Short problem: The records that follow must be repeated verbatim, every one of them.

Data records:

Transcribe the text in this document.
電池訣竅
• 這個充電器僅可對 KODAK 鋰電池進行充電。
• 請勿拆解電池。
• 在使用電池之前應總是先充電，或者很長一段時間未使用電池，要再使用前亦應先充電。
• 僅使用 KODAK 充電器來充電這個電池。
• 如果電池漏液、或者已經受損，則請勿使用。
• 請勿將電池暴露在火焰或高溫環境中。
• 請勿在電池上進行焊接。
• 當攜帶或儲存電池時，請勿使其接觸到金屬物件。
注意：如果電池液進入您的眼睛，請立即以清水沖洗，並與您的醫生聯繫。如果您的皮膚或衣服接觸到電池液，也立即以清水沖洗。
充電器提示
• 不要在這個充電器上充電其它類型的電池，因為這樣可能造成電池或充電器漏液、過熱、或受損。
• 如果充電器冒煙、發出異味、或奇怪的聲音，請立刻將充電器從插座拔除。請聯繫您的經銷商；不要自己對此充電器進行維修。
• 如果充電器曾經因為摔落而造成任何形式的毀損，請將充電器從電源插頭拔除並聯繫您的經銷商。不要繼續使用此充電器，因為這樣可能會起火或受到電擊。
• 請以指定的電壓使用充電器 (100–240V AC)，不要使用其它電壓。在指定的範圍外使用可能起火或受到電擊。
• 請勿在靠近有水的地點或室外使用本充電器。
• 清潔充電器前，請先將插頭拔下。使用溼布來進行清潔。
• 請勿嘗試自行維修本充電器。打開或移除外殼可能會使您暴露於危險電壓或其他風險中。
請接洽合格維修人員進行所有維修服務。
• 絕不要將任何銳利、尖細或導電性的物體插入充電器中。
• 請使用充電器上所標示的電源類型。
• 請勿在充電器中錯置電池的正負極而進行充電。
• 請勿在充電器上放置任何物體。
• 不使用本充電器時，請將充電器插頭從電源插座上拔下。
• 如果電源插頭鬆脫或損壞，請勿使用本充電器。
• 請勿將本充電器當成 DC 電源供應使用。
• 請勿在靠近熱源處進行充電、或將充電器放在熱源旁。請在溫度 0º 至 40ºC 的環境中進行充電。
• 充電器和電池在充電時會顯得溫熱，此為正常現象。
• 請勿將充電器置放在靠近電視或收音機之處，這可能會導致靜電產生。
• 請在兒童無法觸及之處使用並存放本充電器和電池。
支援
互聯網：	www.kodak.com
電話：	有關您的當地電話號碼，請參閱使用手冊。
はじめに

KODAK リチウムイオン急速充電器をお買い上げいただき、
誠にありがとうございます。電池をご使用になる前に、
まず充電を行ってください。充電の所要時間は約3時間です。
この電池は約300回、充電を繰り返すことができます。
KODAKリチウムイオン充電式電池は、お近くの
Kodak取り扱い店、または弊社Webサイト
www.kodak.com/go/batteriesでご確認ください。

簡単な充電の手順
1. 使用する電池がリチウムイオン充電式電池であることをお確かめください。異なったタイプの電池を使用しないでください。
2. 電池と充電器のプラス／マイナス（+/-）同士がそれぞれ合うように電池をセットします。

Response to the task:
Transcribe the text in this document.
電池訣竅
• 這個充電器僅可對 KODAK 鋰電池進行充電。
• 請勿拆解電池。
• 在使用電池之前應總是先充電，或者很長一段時間未使用電池，要再使用前亦應先充電。
• 僅使用 KODAK 充電器來充電這個電池。
• 如果電池漏液、或者已經受損，則請勿使用。
• 請勿將電池暴露在火焰或高溫環境中。
• 請勿在電池上進行焊接。
• 當攜帶或儲存電池時，請勿使其接觸到金屬物件。
注意：如果電池液進入您的眼睛，請立即以清水沖洗，並與您的醫生聯繫。如果您的皮膚或衣服接觸到電池液，也立即以清水沖洗。
充電器提示
• 不要在這個充電器上充電其它類型的電池，因為這樣可能造成電池或充電器漏液、過熱、或受損。
• 如果充電器冒煙、發出異味、或奇怪的聲音，請立刻將充電器從插座拔除。請聯繫您的經銷商；不要自己對此充電器進行維修。
• 如果充電器曾經因為摔落而造成任何形式的毀損，請將充電器從電源插頭拔除並聯繫您的經銷商。不要繼續使用此充電器，因為這樣可能會起火或受到電擊。
• 請以指定的電壓使用充電器 (100–240V AC)，不要使用其它電壓。在指定的範圍外使用可能起火或受到電擊。
• 請勿在靠近有水的地點或室外使用本充電器。
• 清潔充電器前，請先將插頭拔下。使用溼布來進行清潔。
• 請勿嘗試自行維修本充電器。打開或移除外殼可能會使您暴露於危險電壓或其他風險中。
請接洽合格維修人員進行所有維修服務。
• 絕不要將任何銳利、尖細或導電性的物體插入充電器中。
• 請使用充電器上所標示的電源類型。
• 請勿在充電器中錯置電池的正負極而進行充電。
• 請勿在充電器上放置任何物體。
• 不使用本充電器時，請將充電器插頭從電源插座上拔下。
• 如果電源插頭鬆脫或損壞，請勿使用本充電器。
• 請勿將本充電器當成 DC 電源供應使用。
• 請勿在靠近熱源處進行充電、或將充電器放在熱源旁。請在溫度 0º 至 40ºC 的環境中進行充電。
• 充電器和電池在充電時會顯得溫熱，此為正常現象。
• 請勿將充電器置放在靠近電視或收音機之處，這可能會導致靜電產生。
• 請在兒童無法觸及之處使用並存放本充電器和電池。
支援
互聯網：	www.kodak.com
電話：	有關您的當地電話號碼，請參閱使用手冊。
はじめに

KODAK リチウムイオン急速充電器をお買い上げいただき、
誠にありがとうございます。電池をご使用になる前に、
まず充電を行ってください。充電の所要時間は約3時間です。
この電池は約300回、充電を繰り返すことができます。
KODAKリチウムイオン充電式電池は、お近くの
Kodak取り扱い店、または弊社Webサイト
www.kodak.com/go/batteriesでご確認ください。

簡単な充電の手順
1. 使用する電池がリチウムイオン充電式電池であることをお確かめください。異なったタイプの電池を使用しないでください。
2. 電池と充電器のプラス／マイナス（+/-）同士がそれぞれ合うように電池をセットします。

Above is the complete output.